### Task requirements
Select from the records below every line that has the word "возмещения" in it.

--- BEGIN Available data ---

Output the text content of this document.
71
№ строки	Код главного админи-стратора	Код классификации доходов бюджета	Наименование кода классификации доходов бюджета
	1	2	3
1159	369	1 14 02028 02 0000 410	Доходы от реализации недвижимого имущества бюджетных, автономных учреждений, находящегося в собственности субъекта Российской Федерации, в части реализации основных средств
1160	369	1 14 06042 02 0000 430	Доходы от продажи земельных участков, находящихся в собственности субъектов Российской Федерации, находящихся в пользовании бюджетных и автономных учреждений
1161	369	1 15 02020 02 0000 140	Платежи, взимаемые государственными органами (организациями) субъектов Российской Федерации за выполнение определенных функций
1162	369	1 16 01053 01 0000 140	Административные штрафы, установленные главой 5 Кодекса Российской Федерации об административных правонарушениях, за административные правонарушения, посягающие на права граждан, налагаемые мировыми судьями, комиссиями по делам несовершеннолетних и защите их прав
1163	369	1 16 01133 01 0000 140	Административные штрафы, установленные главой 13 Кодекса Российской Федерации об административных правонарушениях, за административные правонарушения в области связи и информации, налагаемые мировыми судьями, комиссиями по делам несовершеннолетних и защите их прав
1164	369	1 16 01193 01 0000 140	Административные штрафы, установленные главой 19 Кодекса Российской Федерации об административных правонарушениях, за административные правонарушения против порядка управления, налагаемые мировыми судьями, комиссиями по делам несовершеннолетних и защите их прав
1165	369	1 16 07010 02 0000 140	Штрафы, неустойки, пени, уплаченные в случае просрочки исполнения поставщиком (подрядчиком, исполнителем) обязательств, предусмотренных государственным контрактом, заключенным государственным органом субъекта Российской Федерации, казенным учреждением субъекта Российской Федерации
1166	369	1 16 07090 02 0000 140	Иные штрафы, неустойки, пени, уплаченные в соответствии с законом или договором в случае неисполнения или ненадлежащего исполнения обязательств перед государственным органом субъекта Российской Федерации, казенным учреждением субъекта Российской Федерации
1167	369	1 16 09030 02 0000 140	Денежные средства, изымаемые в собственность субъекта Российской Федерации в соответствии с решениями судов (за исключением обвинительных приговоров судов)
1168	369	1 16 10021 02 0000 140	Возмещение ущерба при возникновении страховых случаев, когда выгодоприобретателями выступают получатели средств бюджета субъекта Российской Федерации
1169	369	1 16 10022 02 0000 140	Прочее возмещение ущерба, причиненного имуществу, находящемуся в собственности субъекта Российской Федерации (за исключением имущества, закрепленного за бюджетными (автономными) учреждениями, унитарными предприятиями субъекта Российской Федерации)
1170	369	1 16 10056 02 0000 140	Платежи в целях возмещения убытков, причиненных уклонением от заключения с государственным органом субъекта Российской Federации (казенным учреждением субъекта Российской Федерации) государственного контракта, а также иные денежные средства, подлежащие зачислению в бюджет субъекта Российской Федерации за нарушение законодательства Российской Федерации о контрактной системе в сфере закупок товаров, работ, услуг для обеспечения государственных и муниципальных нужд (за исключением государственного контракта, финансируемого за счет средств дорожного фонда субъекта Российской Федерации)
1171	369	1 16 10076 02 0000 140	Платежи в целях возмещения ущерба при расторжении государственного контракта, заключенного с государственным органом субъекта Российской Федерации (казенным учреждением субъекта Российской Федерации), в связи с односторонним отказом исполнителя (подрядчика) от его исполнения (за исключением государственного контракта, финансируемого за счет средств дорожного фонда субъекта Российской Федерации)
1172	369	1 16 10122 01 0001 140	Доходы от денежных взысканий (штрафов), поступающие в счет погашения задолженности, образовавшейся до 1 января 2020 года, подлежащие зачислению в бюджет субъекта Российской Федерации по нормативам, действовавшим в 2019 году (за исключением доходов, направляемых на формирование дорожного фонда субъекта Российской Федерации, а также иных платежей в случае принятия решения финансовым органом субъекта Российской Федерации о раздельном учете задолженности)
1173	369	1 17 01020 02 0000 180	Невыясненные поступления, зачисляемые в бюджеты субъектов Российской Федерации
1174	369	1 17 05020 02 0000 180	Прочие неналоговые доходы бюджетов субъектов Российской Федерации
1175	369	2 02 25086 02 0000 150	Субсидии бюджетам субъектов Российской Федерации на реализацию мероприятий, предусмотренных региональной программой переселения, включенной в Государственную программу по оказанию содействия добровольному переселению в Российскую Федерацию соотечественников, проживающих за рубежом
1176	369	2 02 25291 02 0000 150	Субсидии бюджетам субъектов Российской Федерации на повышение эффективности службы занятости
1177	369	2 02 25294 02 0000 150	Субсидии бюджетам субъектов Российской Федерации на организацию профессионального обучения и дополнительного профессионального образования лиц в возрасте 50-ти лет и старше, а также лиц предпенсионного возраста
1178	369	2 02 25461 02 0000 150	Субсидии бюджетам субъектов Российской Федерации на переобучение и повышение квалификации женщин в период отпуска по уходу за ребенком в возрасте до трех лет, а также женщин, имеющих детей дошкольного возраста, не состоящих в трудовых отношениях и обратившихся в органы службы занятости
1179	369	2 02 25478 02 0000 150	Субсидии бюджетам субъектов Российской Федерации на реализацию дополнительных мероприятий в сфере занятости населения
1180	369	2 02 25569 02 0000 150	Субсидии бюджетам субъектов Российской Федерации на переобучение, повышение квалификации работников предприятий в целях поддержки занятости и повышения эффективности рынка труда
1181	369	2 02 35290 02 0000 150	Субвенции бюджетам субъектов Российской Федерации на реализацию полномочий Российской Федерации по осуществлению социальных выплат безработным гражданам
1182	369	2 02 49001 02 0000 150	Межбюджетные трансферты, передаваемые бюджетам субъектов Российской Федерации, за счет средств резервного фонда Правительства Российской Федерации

--- END Available data ---

### Exercise response
1170	369	1 16 10056 02 0000 140	Платежи в целях возмещения убытков, причиненных уклонением от заключения с государственным органом субъекта Российской Federации (казенным учреждением субъекта Российской Федерации) государственного контракта, а также иные денежные средства, подлежащие зачислению в бюджет субъекта Российской Федерации за нарушение законодательства Российской Федерации о контрактной системе в сфере закупок товаров, работ, услуг для обеспечения государственных и муниципальных нужд (за исключением государственного контракта, финансируемого за счет средств дорожного фонда субъекта Российской Федерации)
1171	369	1 16 10076 02 0000 140	Платежи в целях возмещения ущерба при расторжении государственного контракта, заключенного с государственным органом субъекта Российской Федерации (казенным учреждением субъекта Российской Федерации), в связи с односторонним отказом исполнителя (подрядчика) от его исполнения (за исключением государственного контракта, финансируемого за счет средств дорожного фонда субъекта Российской Федерации)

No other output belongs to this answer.